Short task
Can you continue the essay below on national defense and national security, starting right after its last sentence?

Text extract
What Are “National Defense” And “National Security?”

     In the midst of the Sturm und Drang over current budget negotiations – is it really a “negotiation” when one side refuses to come to the table at all? – it struck me that a great part of the supposed national consensus about national defense and that other great shibboleth of the power brokers, national security, could stand some scrutiny. Both those conceptions shape our ideas about what our military establishment is for, how large it should be, how it should be structured, and what arrangements must prevail within our alliances and with our adversaries. The consensus was stable at one time, or at least it appeared to be. That stability, whether apparent or real, is absent today.

***

     During the first decades after the end of World War II – i.e., the period most commentators routinely call “postwar,” even though we’ve had a few other wars since then – there was an appearance of consensus about:

  • What and whom we should worry about;
  • Why those worries were important;
  • What we should do about them.

     The “bipolar world” seemed terribly clear in those years. The stasis in post-Yalta Europe, the standoff on the Korean peninsula, and the grudging acquiescence by the USSR to American hegemony over the Western Hemisphere and the Atlantic Ocean all contributed to a tableau of two nuclear-armed superstates, each poised to leap at the first sign of aggressive intent from the other, that had carved the globe into “spheres of influence” they would nominally respect. The picture had its fuzzy spots, but on the whole the public accepted it, which greased the tracks for the interests that strove, often quite successfully, to profit from it.

     Emblematic of the “bipolar world” was the stare-down we call the Cuban Missile Crisis. The Soviets attempted to breach the informal boundary that separated “their” sphere from “ours.” “We” acted in “defense” of “our” “national security.” It was supposedly a victory for American diplomacy and American power. But the story, though the details are today public, has never been fully appreciated by the majority of Americans.

Listing
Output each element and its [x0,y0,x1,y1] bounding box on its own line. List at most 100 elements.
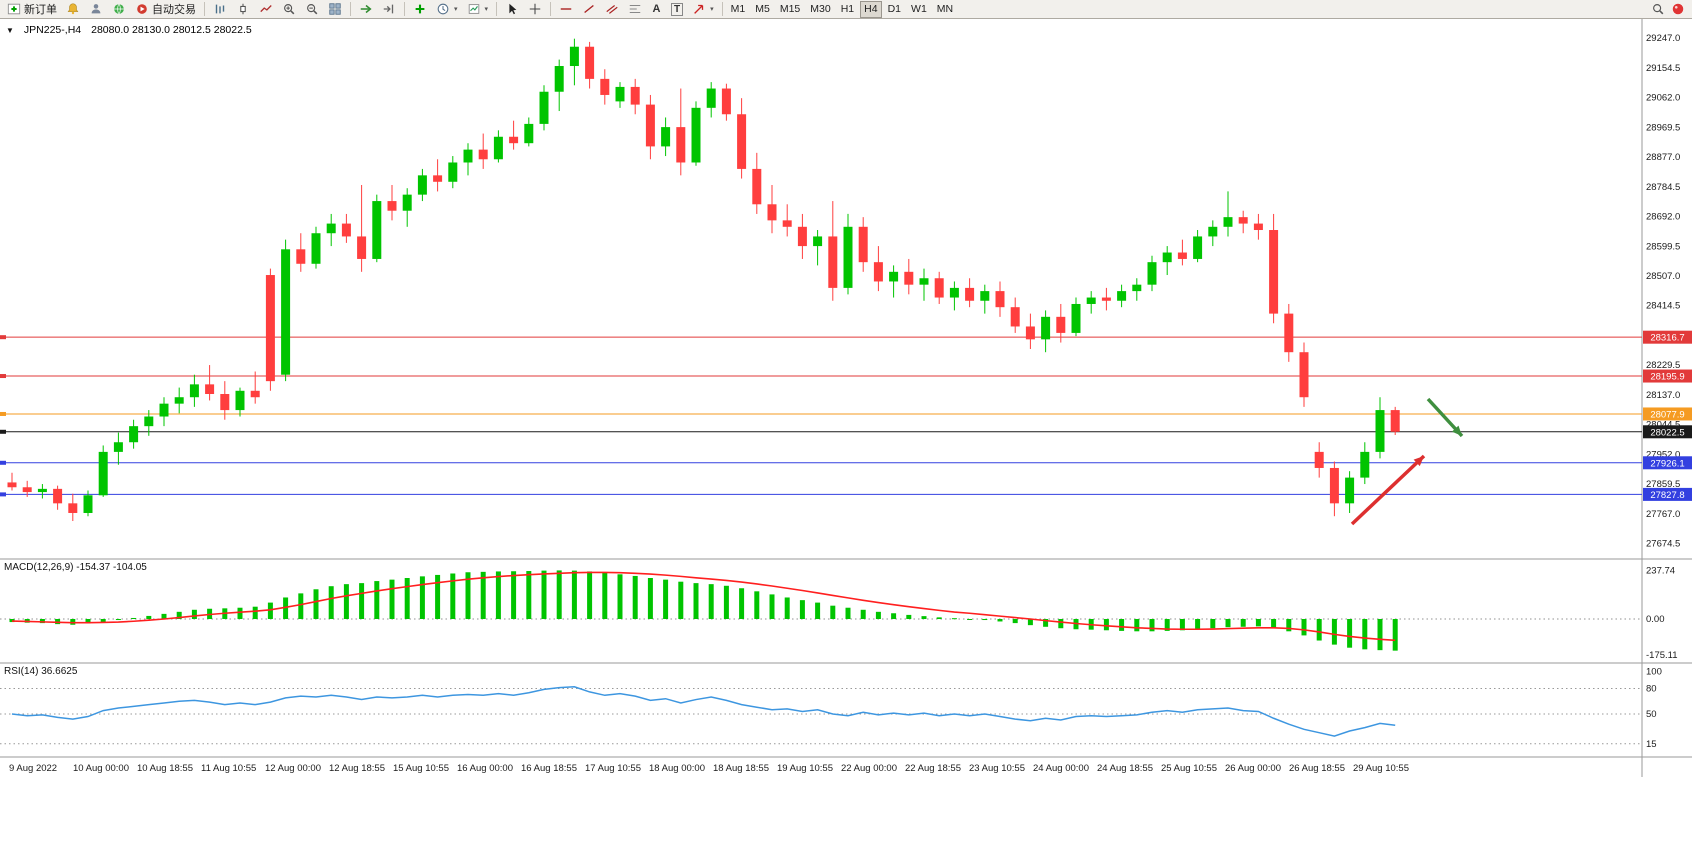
auto-trading-icon [137,4,147,14]
svg-text:28599.5: 28599.5 [1646,241,1680,252]
bar-chart-icon [215,4,225,14]
main-toolbar: 新订单 自动交易 [0,0,1692,19]
tile-windows-button[interactable] [324,1,346,18]
svg-text:9 Aug 2022: 9 Aug 2022 [9,763,57,774]
auto-trading-button[interactable]: 自动交易 [131,1,200,18]
timeframe-D1[interactable]: D1 [887,3,902,15]
timeframe-H1[interactable]: H1 [840,3,855,15]
svg-text:27827.8: 27827.8 [1650,490,1684,501]
timeframe-MN[interactable]: MN [936,3,954,15]
timeframe-W1[interactable]: W1 [911,3,927,15]
chart-shift-button[interactable] [378,1,400,18]
horizontal-lines [0,335,1642,497]
timeframe-M1[interactable]: M1 [730,3,746,15]
trendline-tool-button[interactable] [578,1,600,18]
templates-button[interactable]: ▾ [463,1,493,18]
bar-chart-button[interactable] [209,1,231,18]
macd-label: MACD(12,26,9) -154.37 -104.05 [4,562,147,573]
svg-text:28137.0: 28137.0 [1646,390,1680,401]
timeframe-M5[interactable]: M5 [755,3,770,15]
svg-text:29154.5: 29154.5 [1646,63,1680,74]
svg-text:28195.9: 28195.9 [1650,372,1684,383]
fibonacci-tool-button[interactable] [624,1,646,18]
community-button[interactable] [108,1,130,18]
notification-icon[interactable] [1671,2,1685,16]
time-axis: 9 Aug 2022 10 Aug 00:00 10 Aug 18:55 11 Aug… [9,763,1409,774]
auto-scroll-icon [360,4,372,14]
svg-text:24 Aug 00:00: 24 Aug 00:00 [1033,763,1089,774]
svg-text:18 Aug 18:55: 18 Aug 18:55 [713,763,769,774]
trendline-icon [584,4,594,14]
svg-text:19 Aug 10:55: 19 Aug 10:55 [777,763,833,774]
svg-text:28316.7: 28316.7 [1650,333,1684,344]
svg-text:27859.5: 27859.5 [1646,479,1680,490]
svg-text:100: 100 [1646,667,1662,678]
line-chart-button[interactable] [255,1,277,18]
svg-text:25 Aug 10:55: 25 Aug 10:55 [1161,763,1217,774]
arrows-tool-button[interactable]: ▾ [688,1,718,18]
svg-text:10 Aug 00:00: 10 Aug 00:00 [73,763,129,774]
svg-text:16 Aug 18:55: 16 Aug 18:55 [521,763,577,774]
horizontal-line-icon [560,8,572,10]
svg-text:28969.5: 28969.5 [1646,122,1680,133]
toolbar-separator [404,2,405,16]
indicators-plus-icon [415,4,425,14]
macd-panel [0,570,1642,651]
tile-windows-icon [329,3,341,15]
chart-shift-icon [383,4,394,14]
svg-text:23 Aug 10:55: 23 Aug 10:55 [969,763,1025,774]
timeframe-M15[interactable]: M15 [779,3,801,15]
zoom-in-button[interactable] [278,1,300,18]
svg-text:22 Aug 00:00: 22 Aug 00:00 [841,763,897,774]
candlestick-button[interactable] [232,1,254,18]
svg-text:28507.0: 28507.0 [1646,271,1680,282]
chart-canvas[interactable]: 29247.0 29154.5 29062.0 28969.5 28877.0 28784… [0,19,1692,781]
alerts-button[interactable] [62,1,84,18]
dropdown-icon: ▾ [454,6,458,13]
auto-scroll-button[interactable] [355,1,377,18]
toolbar-separator [350,2,351,16]
zoom-out-button[interactable] [301,1,323,18]
indicators-button[interactable] [409,1,431,18]
text-label-tool-button[interactable]: T [667,1,687,18]
panel-separators [0,19,1692,777]
toolbar-right [1651,2,1689,16]
cursor-button[interactable] [501,1,523,18]
svg-text:18 Aug 00:00: 18 Aug 00:00 [649,763,705,774]
crosshair-button[interactable] [524,1,546,18]
svg-text:28022.5: 28022.5 [1650,427,1684,438]
svg-text:29062.0: 29062.0 [1646,93,1680,104]
svg-text:237.74: 237.74 [1646,565,1675,576]
svg-text:28077.9: 28077.9 [1650,409,1684,420]
svg-text:12 Aug 00:00: 12 Aug 00:00 [265,763,321,774]
svg-text:80: 80 [1646,684,1657,695]
timeframe-H4[interactable]: H4 [860,0,882,18]
rsi-label: RSI(14) 36.6625 [4,666,78,677]
dropdown-icon: ▾ [484,6,489,13]
timeframe-M30[interactable]: M30 [810,3,831,15]
candles-layer [7,38,1400,522]
svg-text:11 Aug 10:55: 11 Aug 10:55 [201,763,256,774]
channel-tool-button[interactable] [601,1,623,18]
horizontal-line-tool-button[interactable] [555,1,577,18]
price-axis: 29247.0 29154.5 29062.0 28969.5 28877.0 28784… [1643,33,1692,750]
text-label-tool-icon: T [671,2,684,16]
svg-text:27926.1: 27926.1 [1650,458,1684,469]
text-tool-button[interactable]: A [647,1,666,18]
dropdown-icon: ▾ [710,6,714,13]
cursor-icon [509,3,517,15]
periods-button[interactable]: ▾ [432,1,462,18]
svg-text:28877.0: 28877.0 [1646,152,1680,163]
search-icon[interactable] [1651,2,1665,16]
svg-text:24 Aug 18:55: 24 Aug 18:55 [1097,763,1153,774]
profile-button[interactable] [85,1,107,18]
toolbar-separator [721,2,723,16]
arrow-tool-icon [694,4,704,14]
svg-text:27952.0: 27952.0 [1646,449,1680,460]
svg-text:28692.0: 28692.0 [1646,212,1680,223]
svg-text:10 Aug 18:55: 10 Aug 18:55 [137,763,193,774]
svg-text:26 Aug 18:55: 26 Aug 18:55 [1289,763,1345,774]
new-order-button[interactable]: 新订单 [3,1,61,18]
chart-menu-icon[interactable]: ▼ [6,25,14,35]
timeframe-group: M1 M5 M15 M30 H1 H4 D1 W1 MN [727,0,957,18]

Response below
     In point of fact, the Khrushchev-led Politburo was frightened by American nuclear arms stationed at forward bases in Middle Europe and Turkey. The Jupiter-C intermediate range missiles in Turkey were of special concern to them. Their attempt to emplace similar missiles in Cuba was a kind of balancing measure. Moreover, it succeeded: the Kennedy Administration removed the Jupiter-Cs from Turkey soon after the Soviet missiles had been removed from Cuba. Whether that was an explicit part of the agreements that ended the standoff remains unknown to all but few who were inside the process.

     The details didn’t really matter to the electorate. What mattered to the popular perception of the “bipolar world” was the image of American warships embargoing Cuba against further Soviet ships, and the apparent Soviet withdrawal of their attempt to breach “our hemisphere.” It reinforced the general conception of the “bipolar world,” and the “two scorpions in a bottle” mutual-suicide nature of any ultimate confrontation between us.

***

     The Vietnam conflict put harsh punctuation to the “bipolar world.” American involvement in that conflict was presented to the public as the defense of an ally – South Vietnam – against a Soviet-backed Communist insurgency. At first the importance of Communist China to the war was understated, as China had not yet become a major factor in reportage and opinion writing about international affairs.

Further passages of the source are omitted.